• _SET TASK_:
Give all of the lines again, with nothing added or dropped.

++++++++++

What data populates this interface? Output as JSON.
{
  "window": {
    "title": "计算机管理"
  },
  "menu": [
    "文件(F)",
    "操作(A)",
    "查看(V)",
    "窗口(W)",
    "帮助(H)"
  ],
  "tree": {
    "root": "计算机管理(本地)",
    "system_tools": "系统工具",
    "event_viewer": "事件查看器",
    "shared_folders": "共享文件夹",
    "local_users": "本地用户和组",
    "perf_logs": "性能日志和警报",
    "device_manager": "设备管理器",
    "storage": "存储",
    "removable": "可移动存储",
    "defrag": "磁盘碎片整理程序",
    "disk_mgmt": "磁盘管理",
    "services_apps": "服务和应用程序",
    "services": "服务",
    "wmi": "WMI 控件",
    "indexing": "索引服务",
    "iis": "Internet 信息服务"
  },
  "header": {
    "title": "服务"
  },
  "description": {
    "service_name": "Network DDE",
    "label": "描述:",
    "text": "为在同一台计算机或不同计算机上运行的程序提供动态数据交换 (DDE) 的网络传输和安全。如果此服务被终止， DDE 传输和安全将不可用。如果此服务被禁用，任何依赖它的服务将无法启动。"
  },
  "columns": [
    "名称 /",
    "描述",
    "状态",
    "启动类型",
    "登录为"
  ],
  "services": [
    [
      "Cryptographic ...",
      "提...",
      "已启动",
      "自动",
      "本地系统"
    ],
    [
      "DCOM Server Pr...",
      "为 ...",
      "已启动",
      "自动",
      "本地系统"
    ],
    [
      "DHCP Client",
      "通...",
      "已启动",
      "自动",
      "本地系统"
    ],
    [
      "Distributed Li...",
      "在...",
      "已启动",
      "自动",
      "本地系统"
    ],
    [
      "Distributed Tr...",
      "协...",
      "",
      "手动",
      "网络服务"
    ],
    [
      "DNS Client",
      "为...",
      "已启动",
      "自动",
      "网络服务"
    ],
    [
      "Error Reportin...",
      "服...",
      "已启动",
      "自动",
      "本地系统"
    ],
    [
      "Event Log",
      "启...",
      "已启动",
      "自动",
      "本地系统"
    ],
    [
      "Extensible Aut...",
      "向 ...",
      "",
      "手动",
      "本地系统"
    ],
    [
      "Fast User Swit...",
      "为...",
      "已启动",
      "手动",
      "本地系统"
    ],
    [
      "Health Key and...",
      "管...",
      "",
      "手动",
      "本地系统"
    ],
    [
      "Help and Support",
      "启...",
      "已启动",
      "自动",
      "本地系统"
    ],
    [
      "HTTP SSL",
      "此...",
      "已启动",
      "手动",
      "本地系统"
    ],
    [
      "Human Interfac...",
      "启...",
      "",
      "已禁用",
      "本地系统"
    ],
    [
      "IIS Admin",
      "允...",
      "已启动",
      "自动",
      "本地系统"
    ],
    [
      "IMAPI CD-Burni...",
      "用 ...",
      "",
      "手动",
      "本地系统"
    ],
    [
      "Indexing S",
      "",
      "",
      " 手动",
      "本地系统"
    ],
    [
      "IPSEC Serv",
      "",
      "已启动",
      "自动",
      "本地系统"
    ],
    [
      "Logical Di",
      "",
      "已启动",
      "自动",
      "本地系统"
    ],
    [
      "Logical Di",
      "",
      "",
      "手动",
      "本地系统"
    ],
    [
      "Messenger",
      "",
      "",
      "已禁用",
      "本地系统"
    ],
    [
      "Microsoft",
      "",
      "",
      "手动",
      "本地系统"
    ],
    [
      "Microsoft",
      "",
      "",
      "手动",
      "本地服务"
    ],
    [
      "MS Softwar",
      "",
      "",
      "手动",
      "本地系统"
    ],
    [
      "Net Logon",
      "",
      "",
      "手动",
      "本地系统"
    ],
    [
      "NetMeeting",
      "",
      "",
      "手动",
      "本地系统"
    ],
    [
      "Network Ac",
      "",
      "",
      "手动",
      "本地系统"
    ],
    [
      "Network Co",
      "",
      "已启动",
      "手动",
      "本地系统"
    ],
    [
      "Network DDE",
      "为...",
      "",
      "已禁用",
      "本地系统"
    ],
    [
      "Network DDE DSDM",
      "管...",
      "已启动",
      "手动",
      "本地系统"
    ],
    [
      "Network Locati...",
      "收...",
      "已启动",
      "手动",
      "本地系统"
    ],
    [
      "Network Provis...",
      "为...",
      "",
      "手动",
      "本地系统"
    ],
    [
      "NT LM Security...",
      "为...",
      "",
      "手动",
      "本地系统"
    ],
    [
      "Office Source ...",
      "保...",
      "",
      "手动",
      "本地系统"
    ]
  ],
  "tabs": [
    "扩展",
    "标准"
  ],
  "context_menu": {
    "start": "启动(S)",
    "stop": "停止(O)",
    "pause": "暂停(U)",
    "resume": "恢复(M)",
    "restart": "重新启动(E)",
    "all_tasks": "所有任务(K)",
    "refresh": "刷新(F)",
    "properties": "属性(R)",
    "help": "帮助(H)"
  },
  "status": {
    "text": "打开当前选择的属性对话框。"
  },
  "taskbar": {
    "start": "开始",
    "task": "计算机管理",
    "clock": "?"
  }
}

++++++++++

• _RESULT OF THE TASK_:
What data populates this interface? Output as JSON.
{
  "window": {
    "title": "计算机管理"
  },
  "menu": [
    "文件(F)",
    "操作(A)",
    "查看(V)",
    "窗口(W)",
    "帮助(H)"
  ],
  "tree": {
    "root": "计算机管理(本地)",
    "system_tools": "系统工具",
    "event_viewer": "事件查看器",
    "shared_folders": "共享文件夹",
    "local_users": "本地用户和组",
    "perf_logs": "性能日志和警报",
    "device_manager": "设备管理器",
    "storage": "存储",
    "removable": "可移动存储",
    "defrag": "磁盘碎片整理程序",
    "disk_mgmt": "磁盘管理",
    "services_apps": "服务和应用程序",
    "services": "服务",
    "wmi": "WMI 控件",
    "indexing": "索引服务",
    "iis": "Internet 信息服务"
  },
  "header": {
    "title": "服务"
  },
  "description": {
    "service_name": "Network DDE",
    "label": "描述:",
    "text": "为在同一台计算机或不同计算机上运行的程序提供动态数据交换 (DDE) 的网络传输和安全。如果此服务被终止， DDE 传输和安全将不可用。如果此服务被禁用，任何依赖它的服务将无法启动。"
  },
  "columns": [
    "名称 /",
    "描述",
    "状态",
    "启动类型",
    "登录为"
  ],
  "services": [
    [
      "Cryptographic ...",
      "提...",
      "已启动",
      "自动",
      "本地系统"
    ],
    [
      "DCOM Server Pr...",
      "为 ...",
      "已启动",
      "自动",
      "本地系统"
    ],
    [
      "DHCP Client",
      "通...",
      "已启动",
      "自动",
      "本地系统"
    ],
    [
      "Distributed Li...",
      "在...",
      "已启动",
      "自动",
      "本地系统"
    ],
    [
      "Distributed Tr...",
      "协...",
      "",
      "手动",
      "网络服务"
    ],
    [
      "DNS Client",
      "为...",
      "已启动",
      "自动",
      "网络服务"
    ],
    [
      "Error Reportin...",
      "服...",
      "已启动",
      "自动",
      "本地系统"
    ],
    [
      "Event Log",
      "启...",
      "已启动",
      "自动",
      "本地系统"
    ],
    [
      "Extensible Aut...",
      "向 ...",
      "",
      "手动",
      "本地系统"
    ],
    [
      "Fast User Swit...",
      "为...",
      "已启动",
      "手动",
      "本地系统"
    ],
    [
      "Health Key and...",
      "管...",
      "",
      "手动",
      "本地系统"
    ],
    [
      "Help and Support",
      "启...",
      "已启动",
      "自动",
      "本地系统"
    ],
    [
      "HTTP SSL",
      "此...",
      "已启动",
      "手动",
      "本地系统"
    ],
    [
      "Human Interfac...",
      "启...",
      "",
      "已禁用",
      "本地系统"
    ],
    [
      "IIS Admin",
      "允...",
      "已启动",
      "自动",
      "本地系统"
    ],
    [
      "IMAPI CD-Burni...",
      "用 ...",
      "",
      "手动",
      "本地系统"
    ],
    [
      "Indexing S",
      "",
      "",
      " 手动",
      "本地系统"
    ],
    [
      "IPSEC Serv",
      "",
      "已启动",
      "自动",
      "本地系统"
    ],
    [
      "Logical Di",
      "",
      "已启动",
      "自动",
      "本地系统"
    ],
    [
      "Logical Di",
      "",
      "",
      "手动",
      "本地系统"
    ],
    [
      "Messenger",
      "",
      "",
      "已禁用",
      "本地系统"
    ],
    [
      "Microsoft",
      "",
      "",
      "手动",
      "本地系统"
    ],
    [
      "Microsoft",
      "",
      "",
      "手动",
      "本地服务"
    ],
    [
      "MS Softwar",
      "",
      "",
      "手动",
      "本地系统"
    ],
    [
      "Net Logon",
      "",
      "",
      "手动",
      "本地系统"
    ],
    [
      "NetMeeting",
      "",
      "",
      "手动",
      "本地系统"
    ],
    [
      "Network Ac",
      "",
      "",
      "手动",
      "本地系统"
    ],
    [
      "Network Co",
      "",
      "已启动",
      "手动",
      "本地系统"
    ],
    [
      "Network DDE",
      "为...",
      "",
      "已禁用",
      "本地系统"
    ],
    [
      "Network DDE DSDM",
      "管...",
      "已启动",
      "手动",
      "本地系统"
    ],
    [
      "Network Locati...",
      "收...",
      "已启动",
      "手动",
      "本地系统"
    ],
    [
      "Network Provis...",
      "为...",
      "",
      "手动",
      "本地系统"
    ],
    [
      "NT LM Security...",
      "为...",
      "",
      "手动",
      "本地系统"
    ],
    [
      "Office Source ...",
      "保...",
      "",
      "手动",
      "本地系统"
    ]
  ],
  "tabs": [
    "扩展",
    "标准"
  ],
  "context_menu": {
    "start": "启动(S)",
    "stop": "停止(O)",
    "pause": "暂停(U)",
    "resume": "恢复(M)",
    "restart": "重新启动(E)",
    "all_tasks": "所有任务(K)",
    "refresh": "刷新(F)",
    "properties": "属性(R)",
    "help": "帮助(H)"
  },
  "status": {
    "text": "打开当前选择的属性对话框。"
  },
  "taskbar": {
    "start": "开始",
    "task": "计算机管理",
    "clock": "?"
  }
}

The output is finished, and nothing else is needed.